▶ **Problem**:
What you return should match every record exactly, with the images removed.

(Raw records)
● ● ● ●

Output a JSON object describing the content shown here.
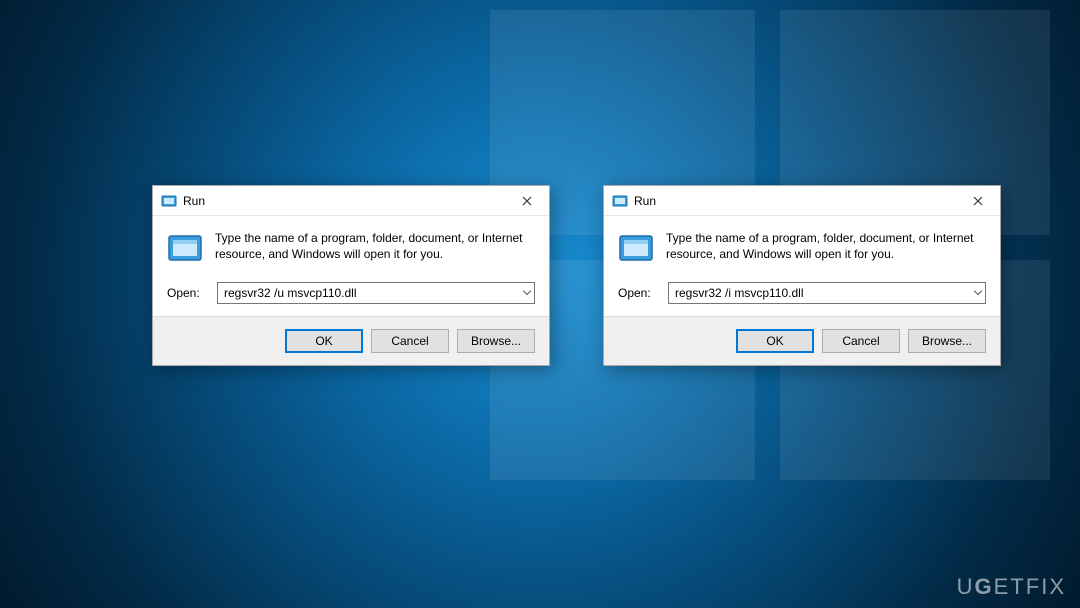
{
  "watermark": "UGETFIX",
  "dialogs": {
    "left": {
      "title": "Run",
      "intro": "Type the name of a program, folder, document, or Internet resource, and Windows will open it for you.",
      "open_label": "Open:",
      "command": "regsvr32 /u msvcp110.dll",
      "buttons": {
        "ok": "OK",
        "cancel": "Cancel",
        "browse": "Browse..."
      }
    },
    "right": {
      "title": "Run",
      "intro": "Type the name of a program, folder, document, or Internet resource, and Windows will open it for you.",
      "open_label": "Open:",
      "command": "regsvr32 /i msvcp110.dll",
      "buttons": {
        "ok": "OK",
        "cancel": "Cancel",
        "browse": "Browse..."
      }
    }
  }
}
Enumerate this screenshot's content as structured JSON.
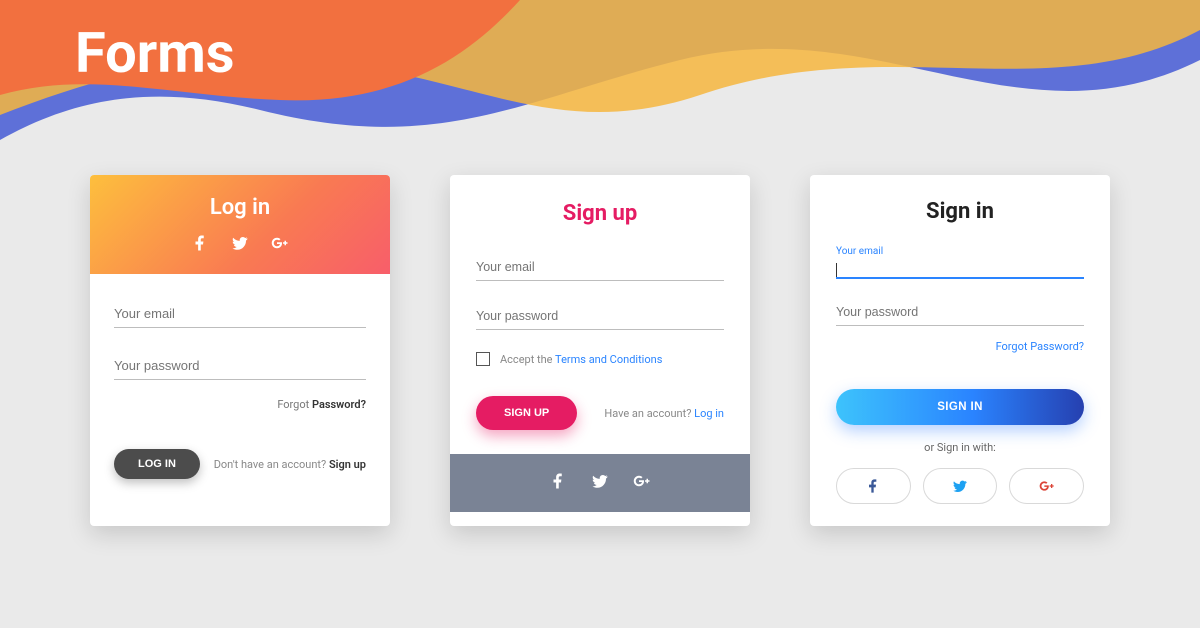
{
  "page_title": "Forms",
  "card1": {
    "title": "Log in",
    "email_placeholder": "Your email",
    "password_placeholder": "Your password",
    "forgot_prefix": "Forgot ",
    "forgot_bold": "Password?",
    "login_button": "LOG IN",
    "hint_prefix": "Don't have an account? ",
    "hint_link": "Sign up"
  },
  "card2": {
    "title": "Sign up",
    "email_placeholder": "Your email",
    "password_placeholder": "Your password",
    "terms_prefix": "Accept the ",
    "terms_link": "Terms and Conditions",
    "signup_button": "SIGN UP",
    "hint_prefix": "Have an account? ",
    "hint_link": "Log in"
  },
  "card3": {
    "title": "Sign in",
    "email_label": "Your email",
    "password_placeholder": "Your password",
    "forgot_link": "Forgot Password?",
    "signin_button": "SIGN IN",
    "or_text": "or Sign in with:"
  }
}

● ● ● ●

▶ **Exercise output**:
Output a JSON object describing the content shown here.
{
  "watermark": "UGETFIX",
  "dialogs": {
    "left": {
      "title": "Run",
      "intro": "Type the name of a program, folder, document, or Internet resource, and Windows will open it for you.",
      "open_label": "Open:",
      "command": "regsvr32 /u msvcp110.dll",
      "buttons": {
        "ok": "OK",
        "cancel": "Cancel",
        "browse": "Browse..."
      }
    },
    "right": {
      "title": "Run",
      "intro": "Type the name of a program, folder, document, or Internet resource, and Windows will open it for you.",
      "open_label": "Open:",
      "command": "regsvr32 /i msvcp110.dll",
      "buttons": {
        "ok": "OK",
        "cancel": "Cancel",
        "browse": "Browse..."
      }
    }
  }
}
Enumerate this screenshot's content as structured JSON.
{
  "page_title": "Forms",
  "card1": {
    "title": "Log in",
    "email_placeholder": "Your email",
    "password_placeholder": "Your password",
    "forgot_prefix": "Forgot ",
    "forgot_bold": "Password?",
    "login_button": "LOG IN",
    "hint_prefix": "Don't have an account? ",
    "hint_link": "Sign up"
  },
  "card2": {
    "title": "Sign up",
    "email_placeholder": "Your email",
    "password_placeholder": "Your password",
    "terms_prefix": "Accept the ",
    "terms_link": "Terms and Conditions",
    "signup_button": "SIGN UP",
    "hint_prefix": "Have an account? ",
    "hint_link": "Log in"
  },
  "card3": {
    "title": "Sign in",
    "email_label": "Your email",
    "password_placeholder": "Your password",
    "forgot_link": "Forgot Password?",
    "signin_button": "SIGN IN",
    "or_text": "or Sign in with:"
  }
}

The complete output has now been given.